[BEGIN]
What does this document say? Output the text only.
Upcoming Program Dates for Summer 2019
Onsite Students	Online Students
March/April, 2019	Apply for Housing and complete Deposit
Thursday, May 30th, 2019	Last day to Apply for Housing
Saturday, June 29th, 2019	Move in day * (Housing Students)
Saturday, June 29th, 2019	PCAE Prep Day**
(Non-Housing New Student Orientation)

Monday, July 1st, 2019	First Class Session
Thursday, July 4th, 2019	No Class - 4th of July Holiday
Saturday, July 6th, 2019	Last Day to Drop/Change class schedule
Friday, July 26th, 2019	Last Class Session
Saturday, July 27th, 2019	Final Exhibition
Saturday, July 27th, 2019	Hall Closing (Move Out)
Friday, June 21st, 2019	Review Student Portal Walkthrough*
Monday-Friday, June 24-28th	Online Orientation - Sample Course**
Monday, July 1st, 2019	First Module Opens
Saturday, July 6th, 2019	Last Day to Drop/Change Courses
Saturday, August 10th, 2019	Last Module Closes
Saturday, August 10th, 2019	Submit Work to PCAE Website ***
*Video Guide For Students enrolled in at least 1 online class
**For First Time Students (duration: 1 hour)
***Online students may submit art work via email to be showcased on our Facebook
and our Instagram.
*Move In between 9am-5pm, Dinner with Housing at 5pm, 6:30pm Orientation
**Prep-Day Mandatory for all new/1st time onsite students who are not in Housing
[END]
**THE TASK**
Each record must be returned exactly as it is written.

**SOLUTION TO THIS TASK**
What does this document say? Output the text only.
Upcoming Program Dates for Summer 2019
Onsite Students	Online Students
March/April, 2019	Apply for Housing and complete Deposit
Thursday, May 30th, 2019	Last day to Apply for Housing
Saturday, June 29th, 2019	Move in day * (Housing Students)
Saturday, June 29th, 2019	PCAE Prep Day**
(Non-Housing New Student Orientation)

Monday, July 1st, 2019	First Class Session
Thursday, July 4th, 2019	No Class - 4th of July Holiday
Saturday, July 6th, 2019	Last Day to Drop/Change class schedule
Friday, July 26th, 2019	Last Class Session
Saturday, July 27th, 2019	Final Exhibition
Saturday, July 27th, 2019	Hall Closing (Move Out)
Friday, June 21st, 2019	Review Student Portal Walkthrough*
Monday-Friday, June 24-28th	Online Orientation - Sample Course**
Monday, July 1st, 2019	First Module Opens
Saturday, July 6th, 2019	Last Day to Drop/Change Courses
Saturday, August 10th, 2019	Last Module Closes
Saturday, August 10th, 2019	Submit Work to PCAE Website ***
*Video Guide For Students enrolled in at least 1 online class
**For First Time Students (duration: 1 hour)
***Online students may submit art work via email to be showcased on our Facebook
and our Instagram.
*Move In between 9am-5pm, Dinner with Housing at 5pm, 6:30pm Orientation
**Prep-Day Mandatory for all new/1st time onsite students who are not in Housing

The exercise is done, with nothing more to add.